____ Text excerpt

Knight's Tour Revisited by Paul Cull and Jeffrey De Curtins, 1978
Every board with m >= 5 has a general tour, and every board with m >=5 and at least one of m and n even has a closed tour.

Which Rectangular Chessboards Have a Knight's Tour? by Allen J. Schwenk, Mathematics Magazine, Vol. 64, No. 5 (Dec., 1991), pp. 325-332
A board has a closed tour unless at least one of the following conditions holds:
  1. both m and n are odd
  2. m = 1, 2, or 4
  3. m = 3 and n = 4, 6, or 8

Knight's Tour, by Kevin McGown, Ananda Leininger. Advisor: Paul Cull
A board has a general tour if
  1. m = 3 and n = 4, 7, or higher
  2. m = 4 and n = 5 or higher

Some of the are rather complicated, with some of them involving constructing solutions and assembling larger solutions from them. Some of them are simple, however, like both dimensions being odd meaning no closed tours, and one dimension being 1 or 2 meaning no tours of any kind.

________

● **Stated problem A**: According to the knight's tour text, what does one board dimension being 1 or 2 mean?
● **Stated problem B**: Can you extend the knight's tour text from where it stops?
The data has nothing to do with any of this.

____ Stored data

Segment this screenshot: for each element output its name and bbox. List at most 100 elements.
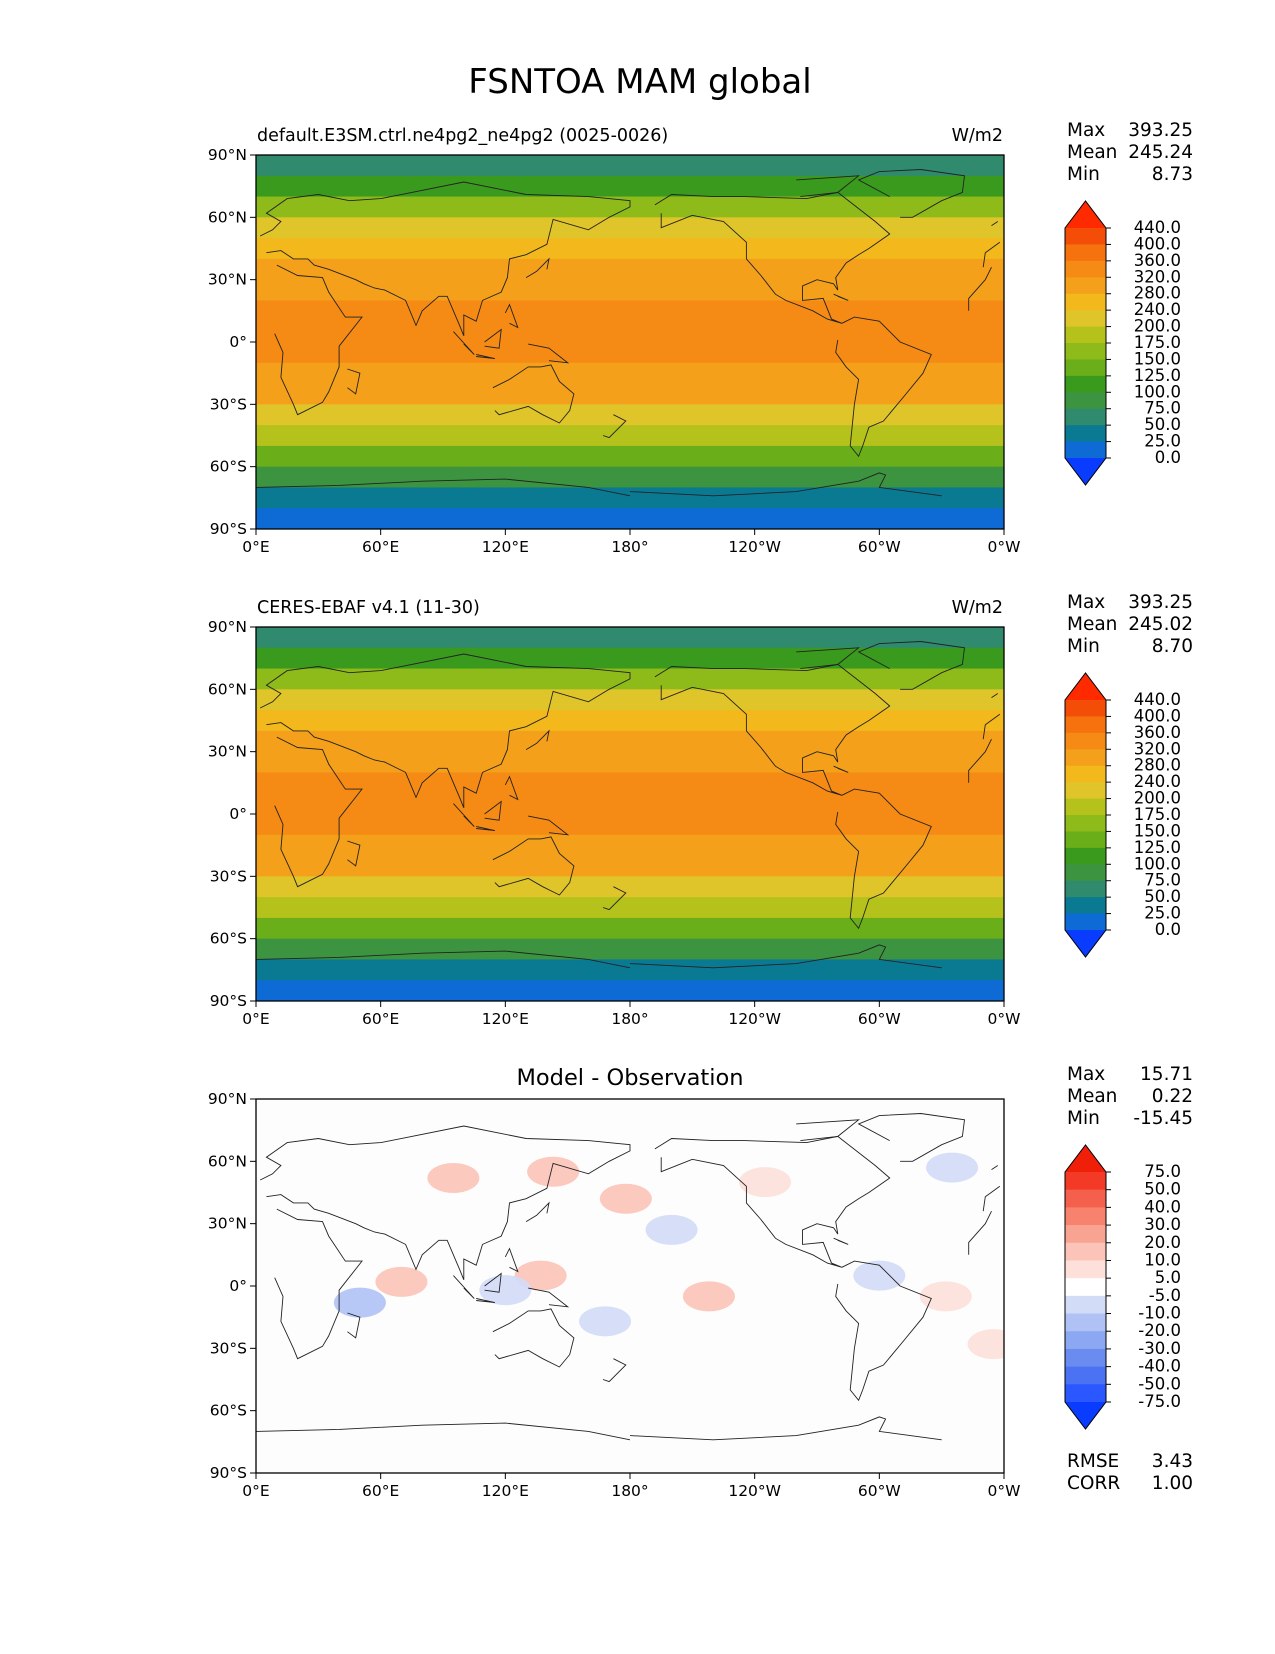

________

● **Exercise output A**: It means there are no tours of any kind.

● **Exercise output B**:
For a 3*5 board, there are no tours. Here is a proof. For 3*5, the square coordinates range from (1,1) to (3,5). Consider squares (2,1) and (2,5). Square (2,1) has tour neighbors (1,3) and (3,3), but square (2,5) has those tour neighbors also. So once one reaches (1,3) and goes to (2,1), one must go to (3,3), making (2,5) inaccessible.

For a 4*5 board, there is a tour. The third paper has a construction of it: (1,2), (3,1), (4,3), (3,5), (1,4), (2,2), (4,1), (3,3), (4,5), (2,4), (3,2), (4,4), (2,5), (1,3), (2,1), (4,2), (3,4), (1,5), (2,3), (1,1)

The smallest board with a tour is a 3*4 one. For smaller dimension 1, the knight has no move in the board. For smaller dimension 2, each corner square has only one possible move out of it, meaning that a tour must start or end at a corner. However, there are 4 corners, making a tour impossible. For 3*3, the center square is inaccessible from the other. That leaves 3*4, and a tour for that one is (1,1), (2,3), (3,1), (1,2), (2,4), (3,2), (1,3), (2,1), (3,3), (1,4), (2,2), (3,4). All other boards with tours have sizes greater than it, at least 3*7 or 4*4.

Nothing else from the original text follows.